=== WHAT YOU SHOULD DO ===
Look through the material below for "name". Copy every line that contains it.

• • • • •

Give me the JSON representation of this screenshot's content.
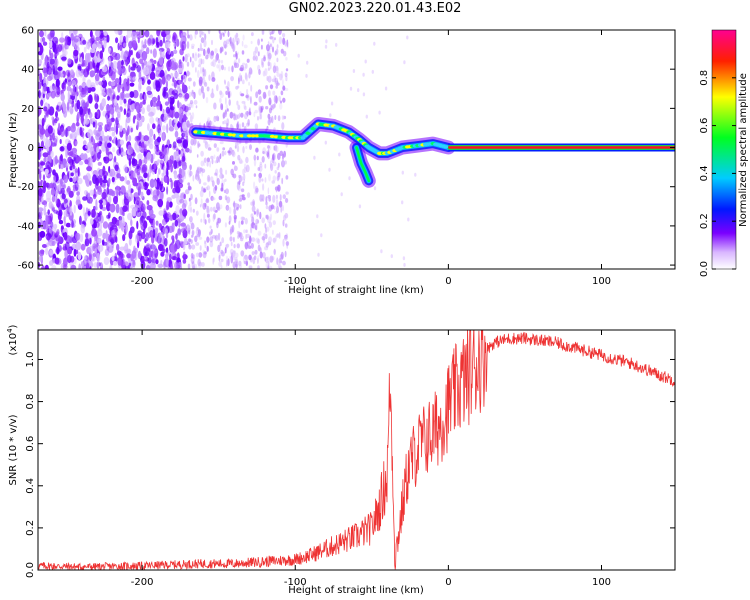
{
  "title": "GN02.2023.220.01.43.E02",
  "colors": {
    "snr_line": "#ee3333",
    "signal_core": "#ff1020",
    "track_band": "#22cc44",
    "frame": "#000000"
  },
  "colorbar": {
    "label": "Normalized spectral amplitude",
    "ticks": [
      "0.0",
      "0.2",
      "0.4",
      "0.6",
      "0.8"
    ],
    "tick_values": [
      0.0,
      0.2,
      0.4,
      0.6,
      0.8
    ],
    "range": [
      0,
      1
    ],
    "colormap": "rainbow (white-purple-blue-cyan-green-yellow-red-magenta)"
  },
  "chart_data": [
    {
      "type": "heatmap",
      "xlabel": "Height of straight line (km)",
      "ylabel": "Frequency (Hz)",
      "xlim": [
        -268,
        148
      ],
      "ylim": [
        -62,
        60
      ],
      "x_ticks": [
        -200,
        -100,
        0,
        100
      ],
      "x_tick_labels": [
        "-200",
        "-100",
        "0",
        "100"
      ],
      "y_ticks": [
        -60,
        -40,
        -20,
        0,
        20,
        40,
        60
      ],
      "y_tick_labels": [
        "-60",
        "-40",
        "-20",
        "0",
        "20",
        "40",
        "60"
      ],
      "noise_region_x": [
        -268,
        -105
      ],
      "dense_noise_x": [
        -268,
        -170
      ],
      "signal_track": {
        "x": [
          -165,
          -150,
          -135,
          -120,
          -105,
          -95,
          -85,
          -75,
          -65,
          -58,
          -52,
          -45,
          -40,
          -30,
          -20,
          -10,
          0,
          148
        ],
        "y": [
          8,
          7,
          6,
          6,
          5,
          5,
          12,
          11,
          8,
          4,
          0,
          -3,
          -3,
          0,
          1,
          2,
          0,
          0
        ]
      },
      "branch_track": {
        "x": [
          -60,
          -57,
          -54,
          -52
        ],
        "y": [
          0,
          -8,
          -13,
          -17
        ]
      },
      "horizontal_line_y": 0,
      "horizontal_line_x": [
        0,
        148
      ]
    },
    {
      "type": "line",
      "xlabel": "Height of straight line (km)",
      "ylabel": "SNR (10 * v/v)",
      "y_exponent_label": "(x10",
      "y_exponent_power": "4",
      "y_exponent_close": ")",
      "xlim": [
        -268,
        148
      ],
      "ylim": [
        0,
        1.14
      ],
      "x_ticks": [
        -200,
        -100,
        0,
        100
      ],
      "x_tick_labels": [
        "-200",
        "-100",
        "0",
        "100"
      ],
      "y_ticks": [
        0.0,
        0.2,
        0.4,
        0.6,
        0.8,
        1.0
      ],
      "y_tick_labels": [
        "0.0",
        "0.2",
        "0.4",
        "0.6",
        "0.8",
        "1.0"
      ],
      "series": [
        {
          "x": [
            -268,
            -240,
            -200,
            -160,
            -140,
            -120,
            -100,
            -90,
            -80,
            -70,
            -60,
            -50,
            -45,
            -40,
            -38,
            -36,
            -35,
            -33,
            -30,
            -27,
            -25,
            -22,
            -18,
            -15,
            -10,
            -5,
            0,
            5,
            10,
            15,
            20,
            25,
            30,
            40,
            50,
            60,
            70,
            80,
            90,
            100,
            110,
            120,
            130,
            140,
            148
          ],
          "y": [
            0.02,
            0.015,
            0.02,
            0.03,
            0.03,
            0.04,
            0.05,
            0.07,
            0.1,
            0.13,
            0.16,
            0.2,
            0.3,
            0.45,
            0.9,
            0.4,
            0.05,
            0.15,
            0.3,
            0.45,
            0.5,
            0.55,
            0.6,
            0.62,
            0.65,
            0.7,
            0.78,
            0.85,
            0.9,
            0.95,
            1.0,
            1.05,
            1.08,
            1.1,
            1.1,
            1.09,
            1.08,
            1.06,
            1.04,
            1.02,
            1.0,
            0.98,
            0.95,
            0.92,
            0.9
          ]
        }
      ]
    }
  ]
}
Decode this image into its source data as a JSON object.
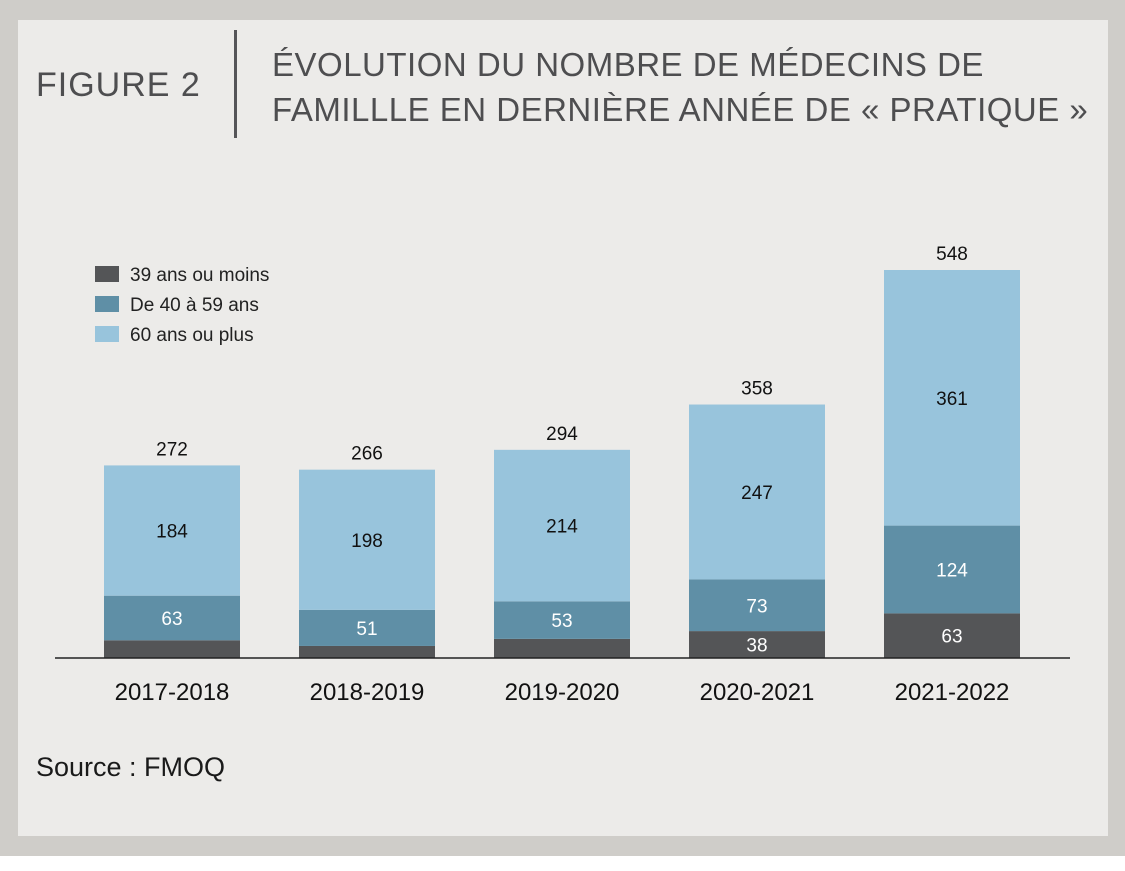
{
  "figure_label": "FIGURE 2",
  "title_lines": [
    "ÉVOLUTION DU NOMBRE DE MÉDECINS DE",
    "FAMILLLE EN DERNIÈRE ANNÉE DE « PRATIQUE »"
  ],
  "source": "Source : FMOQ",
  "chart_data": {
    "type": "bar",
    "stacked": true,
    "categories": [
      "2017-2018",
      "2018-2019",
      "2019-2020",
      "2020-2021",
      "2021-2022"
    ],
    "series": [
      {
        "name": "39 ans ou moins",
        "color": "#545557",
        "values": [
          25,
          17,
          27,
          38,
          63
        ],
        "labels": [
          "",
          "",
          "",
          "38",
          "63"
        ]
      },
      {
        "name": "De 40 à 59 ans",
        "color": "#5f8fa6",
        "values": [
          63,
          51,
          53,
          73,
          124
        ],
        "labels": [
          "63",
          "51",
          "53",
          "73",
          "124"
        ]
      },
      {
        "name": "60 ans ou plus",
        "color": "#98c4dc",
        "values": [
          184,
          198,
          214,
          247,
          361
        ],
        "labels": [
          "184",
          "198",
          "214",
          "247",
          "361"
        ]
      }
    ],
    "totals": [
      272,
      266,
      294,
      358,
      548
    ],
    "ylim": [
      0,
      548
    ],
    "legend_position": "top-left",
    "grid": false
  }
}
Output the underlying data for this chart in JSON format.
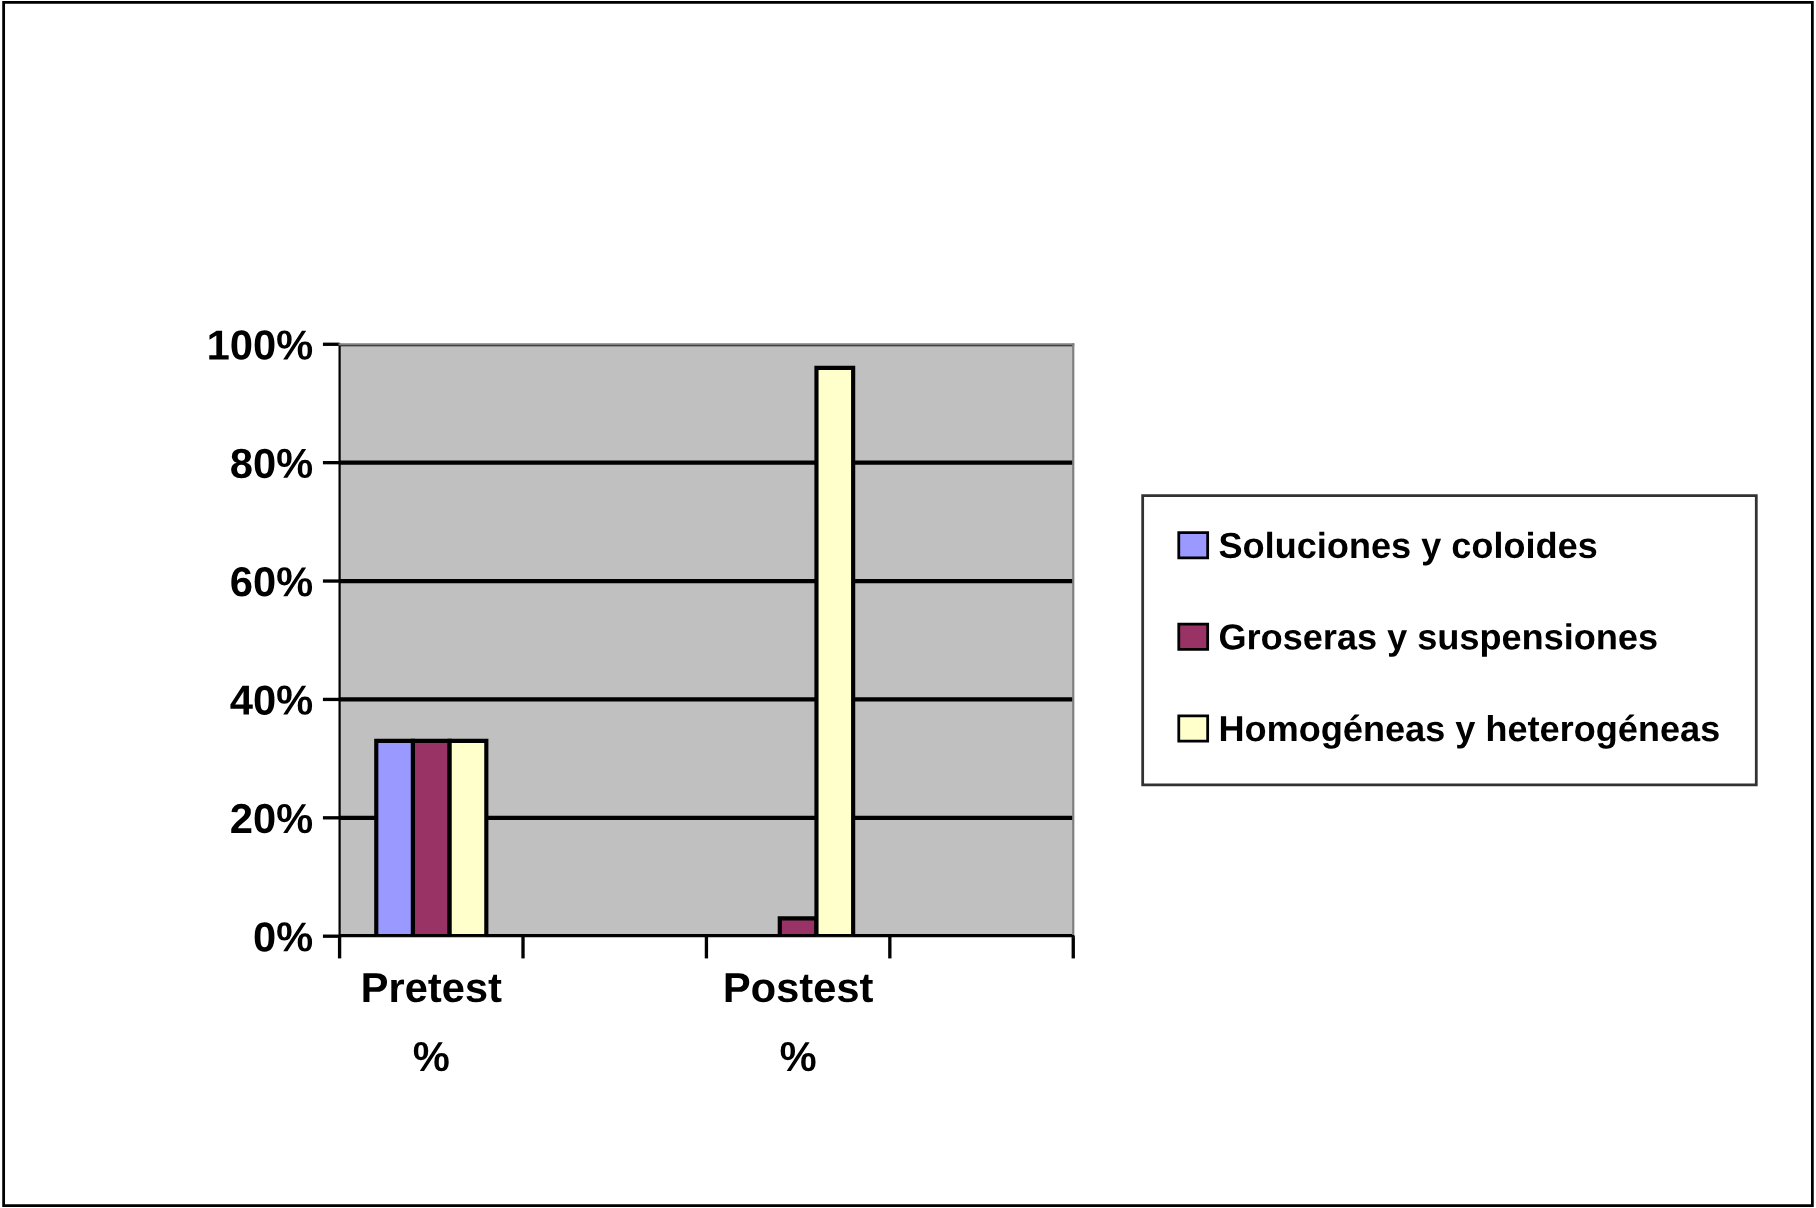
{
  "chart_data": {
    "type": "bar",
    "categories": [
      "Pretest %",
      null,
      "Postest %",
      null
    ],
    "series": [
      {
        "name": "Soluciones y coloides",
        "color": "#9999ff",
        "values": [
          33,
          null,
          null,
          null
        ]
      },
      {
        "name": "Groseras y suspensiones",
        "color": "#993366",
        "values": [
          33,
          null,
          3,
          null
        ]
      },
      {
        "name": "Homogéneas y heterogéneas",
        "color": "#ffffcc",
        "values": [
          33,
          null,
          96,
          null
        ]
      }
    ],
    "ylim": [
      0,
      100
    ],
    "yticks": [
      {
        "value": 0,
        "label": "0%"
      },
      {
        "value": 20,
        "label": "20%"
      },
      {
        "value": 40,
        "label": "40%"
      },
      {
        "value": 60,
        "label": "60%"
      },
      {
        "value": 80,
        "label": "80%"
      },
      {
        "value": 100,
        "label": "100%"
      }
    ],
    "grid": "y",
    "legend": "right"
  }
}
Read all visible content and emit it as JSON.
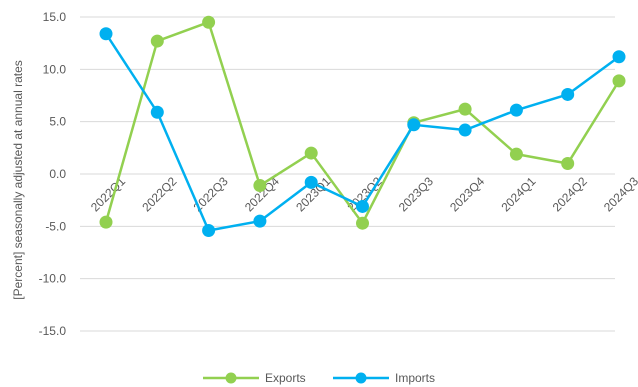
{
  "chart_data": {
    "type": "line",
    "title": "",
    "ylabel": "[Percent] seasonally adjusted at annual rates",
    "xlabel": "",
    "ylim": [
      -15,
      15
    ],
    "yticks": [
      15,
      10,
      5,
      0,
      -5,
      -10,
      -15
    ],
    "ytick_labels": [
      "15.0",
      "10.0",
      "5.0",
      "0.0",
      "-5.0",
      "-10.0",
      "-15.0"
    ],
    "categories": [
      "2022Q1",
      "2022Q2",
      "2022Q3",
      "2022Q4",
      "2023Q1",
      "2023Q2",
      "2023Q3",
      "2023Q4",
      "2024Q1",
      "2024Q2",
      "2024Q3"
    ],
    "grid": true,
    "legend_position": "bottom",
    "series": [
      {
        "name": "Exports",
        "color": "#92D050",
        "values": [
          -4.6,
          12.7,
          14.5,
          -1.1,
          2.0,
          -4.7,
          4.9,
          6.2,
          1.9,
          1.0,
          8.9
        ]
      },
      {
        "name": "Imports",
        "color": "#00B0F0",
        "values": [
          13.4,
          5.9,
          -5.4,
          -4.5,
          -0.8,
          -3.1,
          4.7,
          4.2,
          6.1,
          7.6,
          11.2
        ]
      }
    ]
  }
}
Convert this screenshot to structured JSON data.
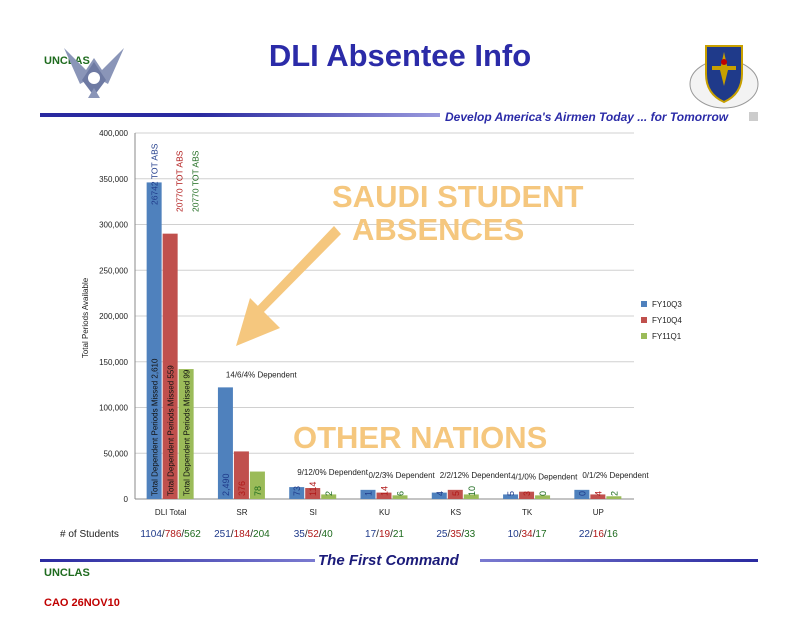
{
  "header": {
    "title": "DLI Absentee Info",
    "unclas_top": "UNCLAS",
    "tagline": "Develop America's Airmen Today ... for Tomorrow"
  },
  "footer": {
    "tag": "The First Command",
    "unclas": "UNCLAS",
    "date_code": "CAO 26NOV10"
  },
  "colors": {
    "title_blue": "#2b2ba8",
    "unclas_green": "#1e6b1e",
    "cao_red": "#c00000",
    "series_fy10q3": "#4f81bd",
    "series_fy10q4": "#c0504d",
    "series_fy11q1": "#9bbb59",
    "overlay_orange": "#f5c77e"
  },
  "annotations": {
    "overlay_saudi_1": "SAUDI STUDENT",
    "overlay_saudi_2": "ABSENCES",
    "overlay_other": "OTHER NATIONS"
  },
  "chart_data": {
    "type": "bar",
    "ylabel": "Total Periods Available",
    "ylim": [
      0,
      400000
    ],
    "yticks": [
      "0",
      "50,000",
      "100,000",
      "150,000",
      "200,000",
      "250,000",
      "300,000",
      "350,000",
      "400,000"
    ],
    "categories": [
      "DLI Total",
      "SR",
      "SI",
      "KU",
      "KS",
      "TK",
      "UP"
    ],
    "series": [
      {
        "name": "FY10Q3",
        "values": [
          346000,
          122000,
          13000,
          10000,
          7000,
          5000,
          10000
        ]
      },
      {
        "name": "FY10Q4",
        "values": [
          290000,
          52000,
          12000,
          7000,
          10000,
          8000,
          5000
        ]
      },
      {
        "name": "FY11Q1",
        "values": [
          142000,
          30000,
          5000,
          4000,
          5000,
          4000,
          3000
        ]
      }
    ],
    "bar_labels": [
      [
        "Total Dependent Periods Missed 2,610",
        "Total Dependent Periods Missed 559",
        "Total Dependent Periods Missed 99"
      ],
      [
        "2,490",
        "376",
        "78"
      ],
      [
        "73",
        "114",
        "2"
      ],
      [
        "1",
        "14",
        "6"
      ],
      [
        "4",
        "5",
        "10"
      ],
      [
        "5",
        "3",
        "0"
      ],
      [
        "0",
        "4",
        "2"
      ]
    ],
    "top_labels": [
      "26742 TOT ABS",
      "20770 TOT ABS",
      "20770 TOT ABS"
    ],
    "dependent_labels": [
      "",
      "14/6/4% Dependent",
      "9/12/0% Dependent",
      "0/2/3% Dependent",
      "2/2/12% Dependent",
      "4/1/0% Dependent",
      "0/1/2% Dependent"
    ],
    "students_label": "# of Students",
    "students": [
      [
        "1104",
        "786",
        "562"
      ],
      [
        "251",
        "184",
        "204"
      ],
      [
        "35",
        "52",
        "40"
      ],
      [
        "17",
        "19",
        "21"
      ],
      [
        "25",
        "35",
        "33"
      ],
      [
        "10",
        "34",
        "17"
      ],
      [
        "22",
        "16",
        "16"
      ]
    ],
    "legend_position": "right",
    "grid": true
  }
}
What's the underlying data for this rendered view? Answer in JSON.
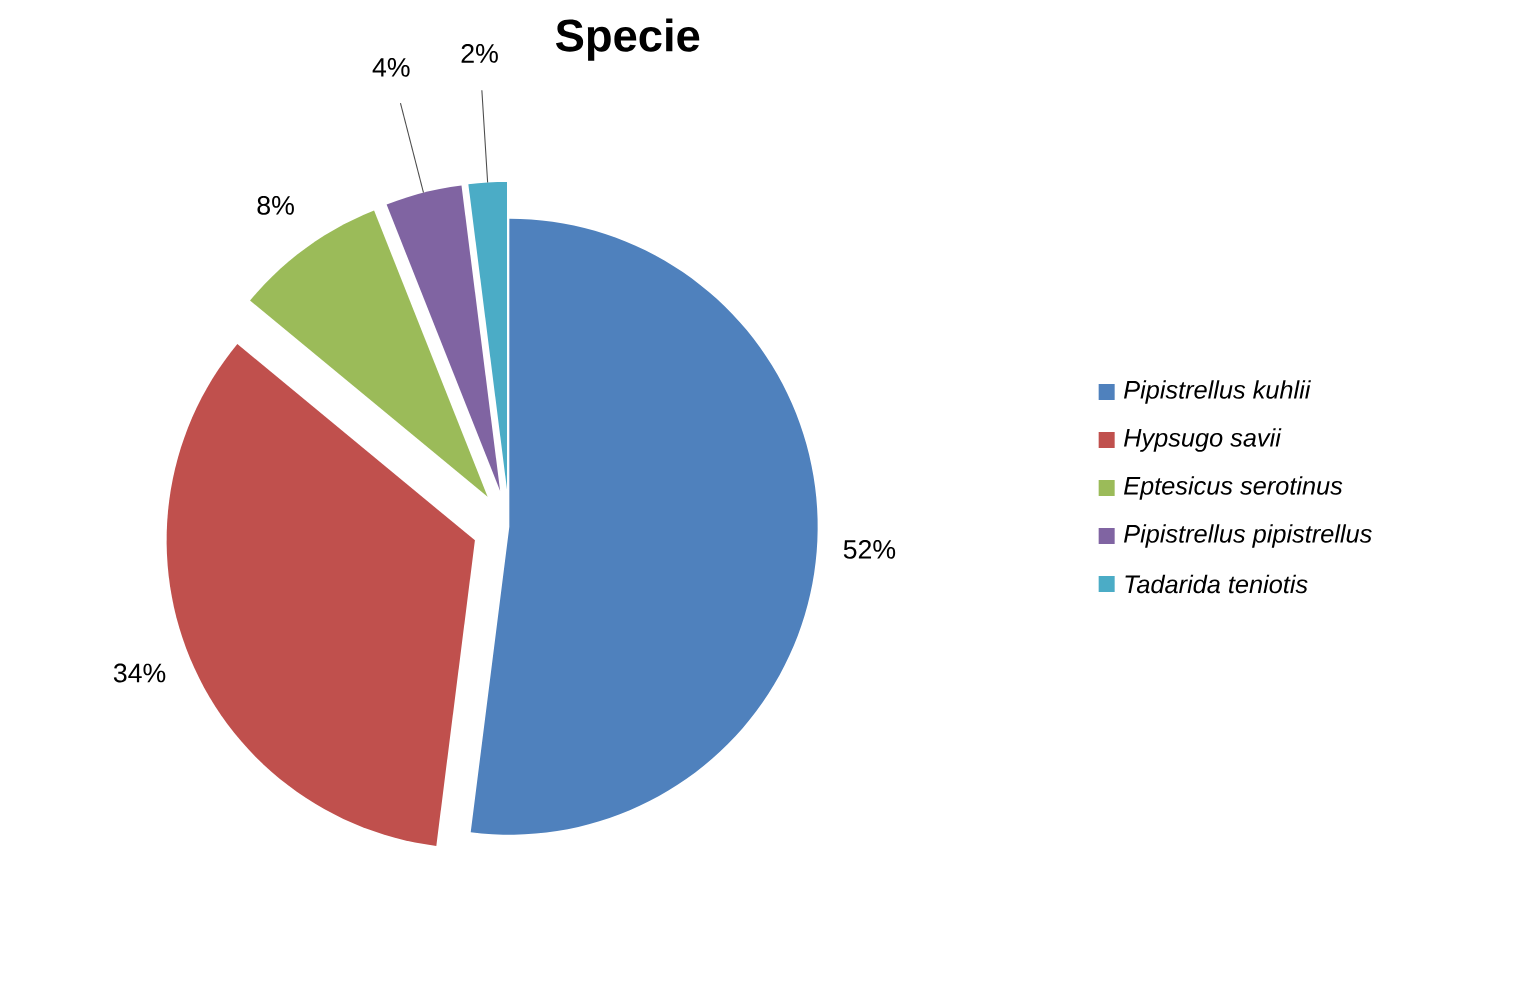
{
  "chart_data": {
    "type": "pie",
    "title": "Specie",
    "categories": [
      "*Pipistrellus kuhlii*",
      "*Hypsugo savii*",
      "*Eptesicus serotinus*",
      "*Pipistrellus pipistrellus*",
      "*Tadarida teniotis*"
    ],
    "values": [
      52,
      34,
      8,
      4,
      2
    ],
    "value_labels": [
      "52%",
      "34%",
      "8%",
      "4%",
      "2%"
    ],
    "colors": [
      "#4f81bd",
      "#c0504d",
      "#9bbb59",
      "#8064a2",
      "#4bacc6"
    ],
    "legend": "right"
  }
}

• • • • •

=== FINAL RESULT ===
        "name": "39 ans ou moins",
        "name": "De 40 à 59 ans",
        "name": "60 ans ou plus",
        "name": "Soluciones y coloides",
        "name": "Groseras y suspensiones",
        "name": "Homogéneas y heterogéneas",
        "name": "Exports",
        "name": "Imports",
        "name": "FY10Q3",
        "name": "FY10Q4",
        "name": "FY11Q1",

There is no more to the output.